Extracted records:
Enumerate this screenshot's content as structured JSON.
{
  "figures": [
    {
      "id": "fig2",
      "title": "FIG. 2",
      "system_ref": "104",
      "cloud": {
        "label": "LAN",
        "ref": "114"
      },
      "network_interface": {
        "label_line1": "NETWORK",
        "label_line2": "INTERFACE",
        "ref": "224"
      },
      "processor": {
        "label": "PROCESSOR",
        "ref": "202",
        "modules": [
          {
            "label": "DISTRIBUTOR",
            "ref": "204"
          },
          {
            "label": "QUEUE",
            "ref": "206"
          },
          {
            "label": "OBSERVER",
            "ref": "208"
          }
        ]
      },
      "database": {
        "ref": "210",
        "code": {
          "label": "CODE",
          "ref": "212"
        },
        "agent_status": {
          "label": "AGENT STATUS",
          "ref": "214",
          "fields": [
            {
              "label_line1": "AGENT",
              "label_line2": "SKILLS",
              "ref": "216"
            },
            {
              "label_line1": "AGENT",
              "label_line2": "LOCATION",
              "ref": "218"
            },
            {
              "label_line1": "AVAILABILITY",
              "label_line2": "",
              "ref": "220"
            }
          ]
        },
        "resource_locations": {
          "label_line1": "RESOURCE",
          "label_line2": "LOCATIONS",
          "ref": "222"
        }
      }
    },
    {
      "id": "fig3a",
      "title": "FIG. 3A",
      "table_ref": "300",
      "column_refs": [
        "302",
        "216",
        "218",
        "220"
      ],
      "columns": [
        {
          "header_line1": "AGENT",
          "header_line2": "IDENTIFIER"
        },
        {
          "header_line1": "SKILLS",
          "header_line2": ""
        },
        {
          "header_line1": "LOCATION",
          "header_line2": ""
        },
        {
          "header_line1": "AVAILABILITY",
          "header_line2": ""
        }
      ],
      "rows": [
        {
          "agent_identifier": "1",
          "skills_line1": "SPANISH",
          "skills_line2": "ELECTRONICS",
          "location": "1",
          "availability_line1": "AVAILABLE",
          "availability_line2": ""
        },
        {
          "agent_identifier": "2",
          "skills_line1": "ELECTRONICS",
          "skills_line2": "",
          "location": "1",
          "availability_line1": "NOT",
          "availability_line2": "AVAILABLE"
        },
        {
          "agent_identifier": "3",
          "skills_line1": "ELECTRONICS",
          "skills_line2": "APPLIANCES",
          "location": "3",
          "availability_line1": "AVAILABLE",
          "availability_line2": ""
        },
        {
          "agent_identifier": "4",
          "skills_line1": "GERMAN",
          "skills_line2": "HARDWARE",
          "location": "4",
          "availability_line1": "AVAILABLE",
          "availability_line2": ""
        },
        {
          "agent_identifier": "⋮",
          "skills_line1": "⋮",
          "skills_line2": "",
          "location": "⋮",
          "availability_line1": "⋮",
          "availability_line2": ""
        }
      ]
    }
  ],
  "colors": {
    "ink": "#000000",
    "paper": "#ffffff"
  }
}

Directions: Give back the data above exactly as it appears.

Response below:
Enumerate this screenshot's content as structured JSON.
{
  "figures": [
    {
      "id": "fig2",
      "title": "FIG. 2",
      "system_ref": "104",
      "cloud": {
        "label": "LAN",
        "ref": "114"
      },
      "network_interface": {
        "label_line1": "NETWORK",
        "label_line2": "INTERFACE",
        "ref": "224"
      },
      "processor": {
        "label": "PROCESSOR",
        "ref": "202",
        "modules": [
          {
            "label": "DISTRIBUTOR",
            "ref": "204"
          },
          {
            "label": "QUEUE",
            "ref": "206"
          },
          {
            "label": "OBSERVER",
            "ref": "208"
          }
        ]
      },
      "database": {
        "ref": "210",
        "code": {
          "label": "CODE",
          "ref": "212"
        },
        "agent_status": {
          "label": "AGENT STATUS",
          "ref": "214",
          "fields": [
            {
              "label_line1": "AGENT",
              "label_line2": "SKILLS",
              "ref": "216"
            },
            {
              "label_line1": "AGENT",
              "label_line2": "LOCATION",
              "ref": "218"
            },
            {
              "label_line1": "AVAILABILITY",
              "label_line2": "",
              "ref": "220"
            }
          ]
        },
        "resource_locations": {
          "label_line1": "RESOURCE",
          "label_line2": "LOCATIONS",
          "ref": "222"
        }
      }
    },
    {
      "id": "fig3a",
      "title": "FIG. 3A",
      "table_ref": "300",
      "column_refs": [
        "302",
        "216",
        "218",
        "220"
      ],
      "columns": [
        {
          "header_line1": "AGENT",
          "header_line2": "IDENTIFIER"
        },
        {
          "header_line1": "SKILLS",
          "header_line2": ""
        },
        {
          "header_line1": "LOCATION",
          "header_line2": ""
        },
        {
          "header_line1": "AVAILABILITY",
          "header_line2": ""
        }
      ],
      "rows": [
        {
          "agent_identifier": "1",
          "skills_line1": "SPANISH",
          "skills_line2": "ELECTRONICS",
          "location": "1",
          "availability_line1": "AVAILABLE",
          "availability_line2": ""
        },
        {
          "agent_identifier": "2",
          "skills_line1": "ELECTRONICS",
          "skills_line2": "",
          "location": "1",
          "availability_line1": "NOT",
          "availability_line2": "AVAILABLE"
        },
        {
          "agent_identifier": "3",
          "skills_line1": "ELECTRONICS",
          "skills_line2": "APPLIANCES",
          "location": "3",
          "availability_line1": "AVAILABLE",
          "availability_line2": ""
        },
        {
          "agent_identifier": "4",
          "skills_line1": "GERMAN",
          "skills_line2": "HARDWARE",
          "location": "4",
          "availability_line1": "AVAILABLE",
          "availability_line2": ""
        },
        {
          "agent_identifier": "⋮",
          "skills_line1": "⋮",
          "skills_line2": "",
          "location": "⋮",
          "availability_line1": "⋮",
          "availability_line2": ""
        }
      ]
    }
  ],
  "colors": {
    "ink": "#000000",
    "paper": "#ffffff"
  }
}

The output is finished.